PROVIDED MATERIAL -
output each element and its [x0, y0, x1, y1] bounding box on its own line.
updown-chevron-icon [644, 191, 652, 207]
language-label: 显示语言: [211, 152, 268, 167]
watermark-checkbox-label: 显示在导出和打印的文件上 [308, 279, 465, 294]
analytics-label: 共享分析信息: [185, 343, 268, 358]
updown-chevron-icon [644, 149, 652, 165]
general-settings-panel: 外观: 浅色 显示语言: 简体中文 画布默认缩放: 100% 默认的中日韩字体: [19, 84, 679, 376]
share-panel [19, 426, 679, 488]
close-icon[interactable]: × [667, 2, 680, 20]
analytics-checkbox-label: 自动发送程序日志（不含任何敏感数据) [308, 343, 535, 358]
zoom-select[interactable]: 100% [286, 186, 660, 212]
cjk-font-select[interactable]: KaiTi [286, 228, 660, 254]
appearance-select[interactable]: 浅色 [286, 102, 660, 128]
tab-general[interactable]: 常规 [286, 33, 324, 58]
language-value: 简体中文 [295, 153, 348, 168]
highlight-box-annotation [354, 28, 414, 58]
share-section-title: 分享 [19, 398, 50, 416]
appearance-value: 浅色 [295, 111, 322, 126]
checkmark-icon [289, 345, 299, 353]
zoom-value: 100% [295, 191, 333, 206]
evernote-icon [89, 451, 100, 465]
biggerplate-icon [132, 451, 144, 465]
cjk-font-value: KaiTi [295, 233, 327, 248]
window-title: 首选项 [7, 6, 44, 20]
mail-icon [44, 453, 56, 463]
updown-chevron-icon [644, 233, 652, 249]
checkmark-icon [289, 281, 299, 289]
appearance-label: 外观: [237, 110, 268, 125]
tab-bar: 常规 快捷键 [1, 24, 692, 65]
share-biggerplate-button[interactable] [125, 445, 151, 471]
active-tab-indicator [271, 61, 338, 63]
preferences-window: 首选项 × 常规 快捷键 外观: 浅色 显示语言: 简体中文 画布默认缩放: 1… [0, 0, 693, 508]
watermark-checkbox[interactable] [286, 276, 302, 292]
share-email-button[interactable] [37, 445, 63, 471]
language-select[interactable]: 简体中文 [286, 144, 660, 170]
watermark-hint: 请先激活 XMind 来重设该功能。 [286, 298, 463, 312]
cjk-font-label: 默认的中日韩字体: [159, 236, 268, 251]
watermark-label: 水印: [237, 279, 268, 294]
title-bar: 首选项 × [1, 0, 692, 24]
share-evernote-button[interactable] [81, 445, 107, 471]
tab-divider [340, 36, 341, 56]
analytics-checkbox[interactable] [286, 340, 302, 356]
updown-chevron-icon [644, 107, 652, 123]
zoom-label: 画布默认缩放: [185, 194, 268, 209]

EXERCISE - Return each line of the listing above that contains the string "window".

THE RESULT -
window-title: 首选项 [7, 6, 44, 20]
preferences-window: 首选项 × 常规 快捷键 外观: 浅色 显示语言: 简体中文 画布默认缩放: 1… [0, 0, 693, 508]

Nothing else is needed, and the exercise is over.